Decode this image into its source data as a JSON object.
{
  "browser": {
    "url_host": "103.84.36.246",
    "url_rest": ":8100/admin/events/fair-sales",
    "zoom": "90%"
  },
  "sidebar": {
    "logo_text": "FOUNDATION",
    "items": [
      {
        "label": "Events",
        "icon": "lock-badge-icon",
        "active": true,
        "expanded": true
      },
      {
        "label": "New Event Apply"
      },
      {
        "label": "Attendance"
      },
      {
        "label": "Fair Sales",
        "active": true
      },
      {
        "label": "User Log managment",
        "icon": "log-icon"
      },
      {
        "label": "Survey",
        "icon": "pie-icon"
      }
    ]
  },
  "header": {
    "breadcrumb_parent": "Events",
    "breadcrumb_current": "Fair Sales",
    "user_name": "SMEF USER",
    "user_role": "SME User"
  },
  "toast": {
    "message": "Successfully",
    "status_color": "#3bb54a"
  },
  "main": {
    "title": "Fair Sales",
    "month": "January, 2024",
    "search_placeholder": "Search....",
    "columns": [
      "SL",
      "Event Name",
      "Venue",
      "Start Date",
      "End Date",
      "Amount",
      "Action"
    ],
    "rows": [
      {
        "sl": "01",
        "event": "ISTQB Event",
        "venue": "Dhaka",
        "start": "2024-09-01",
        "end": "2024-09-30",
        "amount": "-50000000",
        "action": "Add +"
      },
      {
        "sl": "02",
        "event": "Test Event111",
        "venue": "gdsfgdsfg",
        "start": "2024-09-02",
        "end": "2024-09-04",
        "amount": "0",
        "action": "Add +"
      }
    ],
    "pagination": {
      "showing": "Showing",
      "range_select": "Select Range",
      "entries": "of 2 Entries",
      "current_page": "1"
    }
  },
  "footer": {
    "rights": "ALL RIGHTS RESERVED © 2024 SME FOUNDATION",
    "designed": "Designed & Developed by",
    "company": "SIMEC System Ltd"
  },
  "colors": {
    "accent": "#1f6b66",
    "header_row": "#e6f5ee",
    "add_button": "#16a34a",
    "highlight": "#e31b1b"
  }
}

..........

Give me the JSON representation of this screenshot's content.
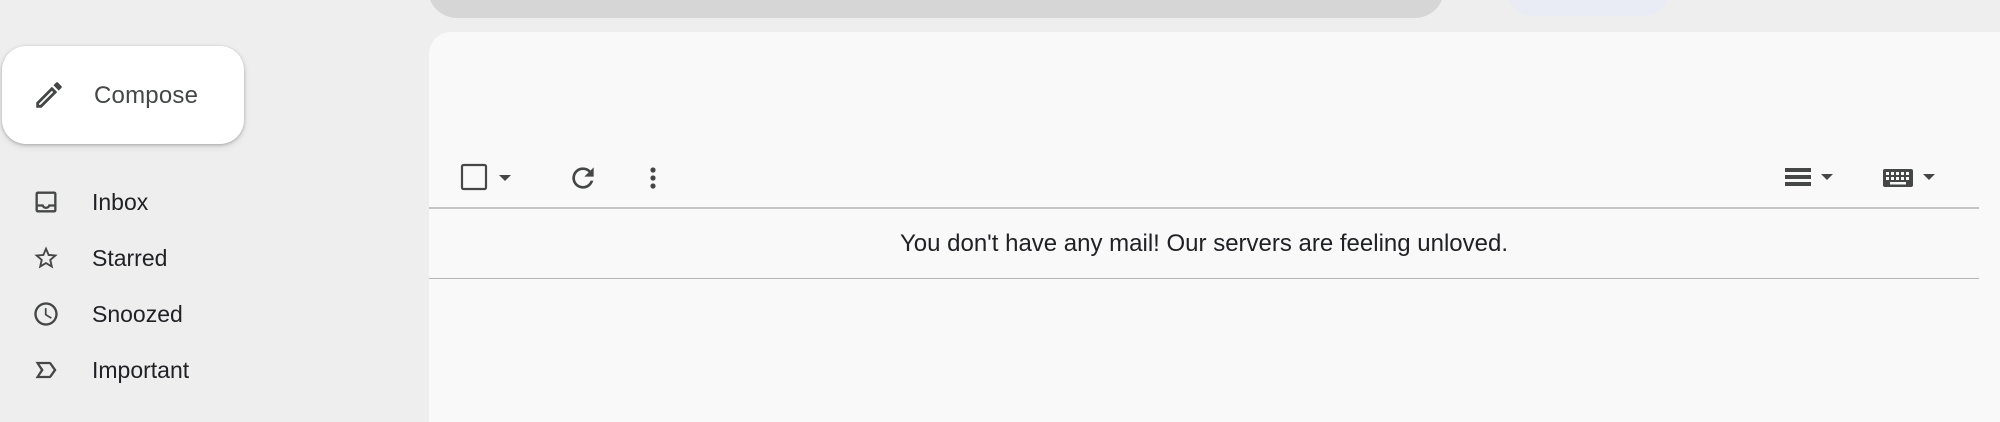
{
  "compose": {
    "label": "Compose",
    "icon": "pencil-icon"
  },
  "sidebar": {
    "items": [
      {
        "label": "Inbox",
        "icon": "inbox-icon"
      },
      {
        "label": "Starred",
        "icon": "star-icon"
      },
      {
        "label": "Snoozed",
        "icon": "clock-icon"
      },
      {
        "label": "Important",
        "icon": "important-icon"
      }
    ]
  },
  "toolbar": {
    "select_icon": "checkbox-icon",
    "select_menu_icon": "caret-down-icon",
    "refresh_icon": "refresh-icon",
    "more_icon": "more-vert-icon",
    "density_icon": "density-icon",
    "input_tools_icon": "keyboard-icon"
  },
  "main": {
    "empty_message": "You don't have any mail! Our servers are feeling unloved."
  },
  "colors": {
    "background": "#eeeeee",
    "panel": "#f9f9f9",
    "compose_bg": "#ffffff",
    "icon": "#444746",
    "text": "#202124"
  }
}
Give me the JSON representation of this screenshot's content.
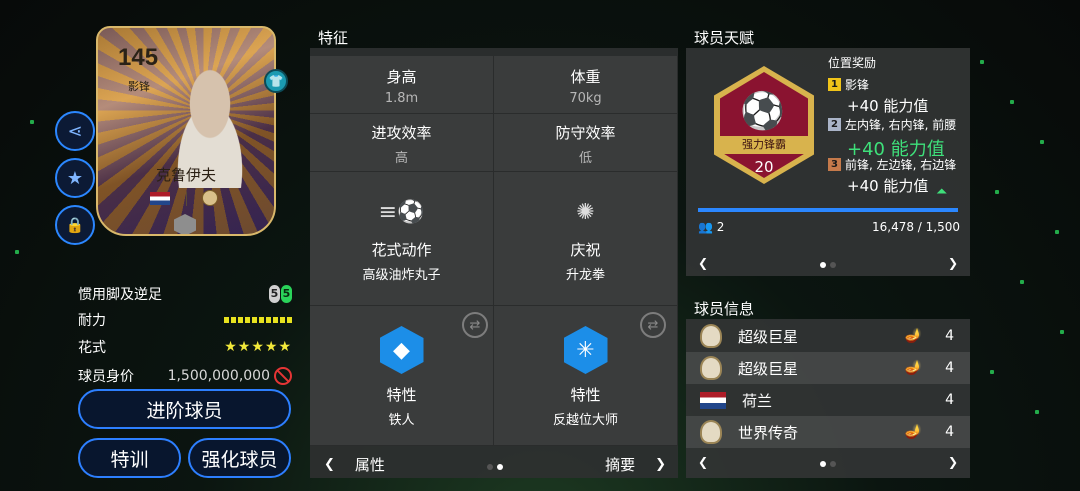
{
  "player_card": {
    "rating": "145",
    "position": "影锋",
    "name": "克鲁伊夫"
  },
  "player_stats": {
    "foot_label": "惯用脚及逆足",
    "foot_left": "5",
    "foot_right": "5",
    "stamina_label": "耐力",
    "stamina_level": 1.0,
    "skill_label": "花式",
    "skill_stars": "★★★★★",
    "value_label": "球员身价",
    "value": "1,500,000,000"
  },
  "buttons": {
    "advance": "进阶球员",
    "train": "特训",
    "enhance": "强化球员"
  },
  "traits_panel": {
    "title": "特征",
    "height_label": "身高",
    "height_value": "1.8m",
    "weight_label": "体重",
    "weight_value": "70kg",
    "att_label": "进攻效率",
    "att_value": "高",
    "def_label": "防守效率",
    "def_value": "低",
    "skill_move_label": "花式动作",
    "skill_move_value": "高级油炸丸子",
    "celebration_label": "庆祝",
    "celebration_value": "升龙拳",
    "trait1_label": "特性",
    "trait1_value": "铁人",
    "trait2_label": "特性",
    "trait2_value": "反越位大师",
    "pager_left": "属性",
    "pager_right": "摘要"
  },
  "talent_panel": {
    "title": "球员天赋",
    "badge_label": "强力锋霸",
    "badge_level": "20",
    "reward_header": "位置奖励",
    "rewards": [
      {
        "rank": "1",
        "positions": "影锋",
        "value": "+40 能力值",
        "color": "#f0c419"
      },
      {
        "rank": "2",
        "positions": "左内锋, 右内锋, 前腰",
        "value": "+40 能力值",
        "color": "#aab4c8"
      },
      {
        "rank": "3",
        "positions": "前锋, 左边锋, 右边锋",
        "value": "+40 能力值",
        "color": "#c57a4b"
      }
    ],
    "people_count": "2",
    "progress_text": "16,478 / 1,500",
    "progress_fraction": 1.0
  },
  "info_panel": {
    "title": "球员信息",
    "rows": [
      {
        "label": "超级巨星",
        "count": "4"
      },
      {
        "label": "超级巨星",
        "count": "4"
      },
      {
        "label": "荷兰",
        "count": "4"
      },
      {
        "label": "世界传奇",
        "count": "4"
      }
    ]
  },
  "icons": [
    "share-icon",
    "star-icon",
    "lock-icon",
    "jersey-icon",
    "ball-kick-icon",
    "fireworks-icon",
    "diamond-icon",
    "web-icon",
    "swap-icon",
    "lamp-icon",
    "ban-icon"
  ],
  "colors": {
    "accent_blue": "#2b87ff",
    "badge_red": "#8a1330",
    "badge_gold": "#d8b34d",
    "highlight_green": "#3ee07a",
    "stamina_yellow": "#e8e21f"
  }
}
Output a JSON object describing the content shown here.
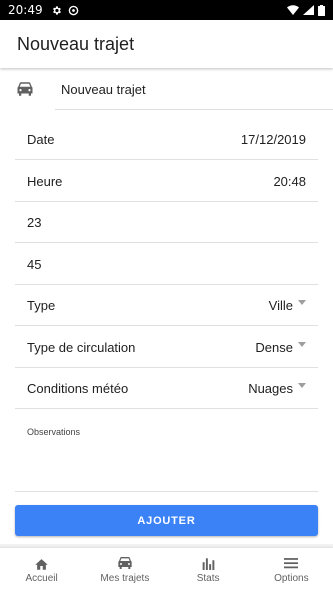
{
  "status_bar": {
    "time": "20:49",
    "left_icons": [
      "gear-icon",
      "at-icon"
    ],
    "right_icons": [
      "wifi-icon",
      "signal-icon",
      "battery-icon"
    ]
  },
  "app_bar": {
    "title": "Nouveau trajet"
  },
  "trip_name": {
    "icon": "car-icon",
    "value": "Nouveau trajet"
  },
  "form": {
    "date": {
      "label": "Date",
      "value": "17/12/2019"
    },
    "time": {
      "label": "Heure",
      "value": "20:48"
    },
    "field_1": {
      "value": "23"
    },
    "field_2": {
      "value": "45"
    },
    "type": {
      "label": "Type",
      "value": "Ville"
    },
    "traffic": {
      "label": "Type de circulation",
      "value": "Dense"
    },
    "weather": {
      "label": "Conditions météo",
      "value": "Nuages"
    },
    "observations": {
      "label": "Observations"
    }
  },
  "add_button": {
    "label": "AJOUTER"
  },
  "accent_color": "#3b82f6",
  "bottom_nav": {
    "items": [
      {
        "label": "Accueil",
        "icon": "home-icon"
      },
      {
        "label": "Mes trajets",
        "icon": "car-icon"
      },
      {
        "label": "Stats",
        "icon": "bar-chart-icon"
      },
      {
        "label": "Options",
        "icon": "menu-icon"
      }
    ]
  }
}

..........

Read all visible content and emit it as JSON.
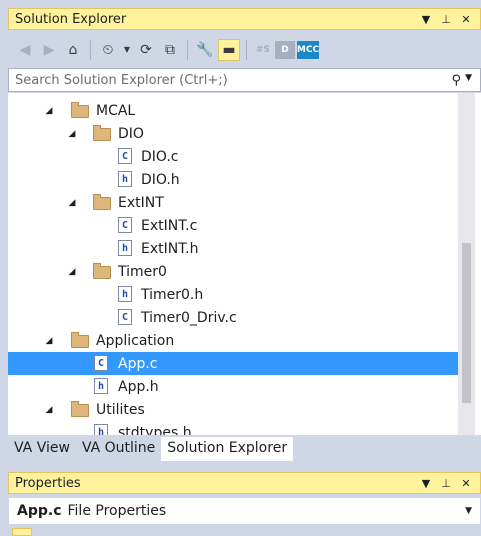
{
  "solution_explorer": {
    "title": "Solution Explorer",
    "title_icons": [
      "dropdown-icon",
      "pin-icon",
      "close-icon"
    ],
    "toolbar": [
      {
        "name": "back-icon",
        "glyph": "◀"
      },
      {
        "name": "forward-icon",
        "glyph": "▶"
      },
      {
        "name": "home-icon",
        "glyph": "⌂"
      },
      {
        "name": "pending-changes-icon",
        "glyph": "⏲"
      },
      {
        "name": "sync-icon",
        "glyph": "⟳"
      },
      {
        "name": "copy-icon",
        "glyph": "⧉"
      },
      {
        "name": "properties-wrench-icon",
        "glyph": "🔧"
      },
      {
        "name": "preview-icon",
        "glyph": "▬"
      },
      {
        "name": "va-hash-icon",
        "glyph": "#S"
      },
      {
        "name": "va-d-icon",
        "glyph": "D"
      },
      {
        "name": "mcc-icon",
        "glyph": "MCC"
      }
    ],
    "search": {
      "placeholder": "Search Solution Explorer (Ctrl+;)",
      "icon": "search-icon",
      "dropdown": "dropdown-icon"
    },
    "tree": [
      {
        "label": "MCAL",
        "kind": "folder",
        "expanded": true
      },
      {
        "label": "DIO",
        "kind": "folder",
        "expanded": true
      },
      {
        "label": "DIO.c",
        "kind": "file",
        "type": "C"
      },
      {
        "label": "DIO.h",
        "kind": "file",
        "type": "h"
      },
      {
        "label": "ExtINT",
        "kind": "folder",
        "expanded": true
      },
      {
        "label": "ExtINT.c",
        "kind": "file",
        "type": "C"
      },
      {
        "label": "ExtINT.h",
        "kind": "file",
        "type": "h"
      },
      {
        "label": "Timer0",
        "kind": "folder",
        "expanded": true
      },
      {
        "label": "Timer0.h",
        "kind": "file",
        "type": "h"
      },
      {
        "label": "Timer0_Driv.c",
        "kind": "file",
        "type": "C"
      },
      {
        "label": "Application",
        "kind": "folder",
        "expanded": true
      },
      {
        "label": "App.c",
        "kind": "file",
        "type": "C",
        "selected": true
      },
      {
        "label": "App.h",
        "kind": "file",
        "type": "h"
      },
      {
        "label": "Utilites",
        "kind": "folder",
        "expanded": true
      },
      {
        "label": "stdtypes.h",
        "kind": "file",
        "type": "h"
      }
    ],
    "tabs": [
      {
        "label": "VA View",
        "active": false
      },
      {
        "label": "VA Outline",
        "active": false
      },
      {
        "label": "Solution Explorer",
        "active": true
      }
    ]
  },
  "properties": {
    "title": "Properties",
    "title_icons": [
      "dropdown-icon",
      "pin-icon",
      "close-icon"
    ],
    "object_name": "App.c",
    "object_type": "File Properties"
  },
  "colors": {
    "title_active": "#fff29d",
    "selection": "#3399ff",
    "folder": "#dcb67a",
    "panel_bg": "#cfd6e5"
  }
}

..........

• [Task brief]
Go over the entries above and say how many lines hold the string "positions", with no other text.

• [Expected answer]
3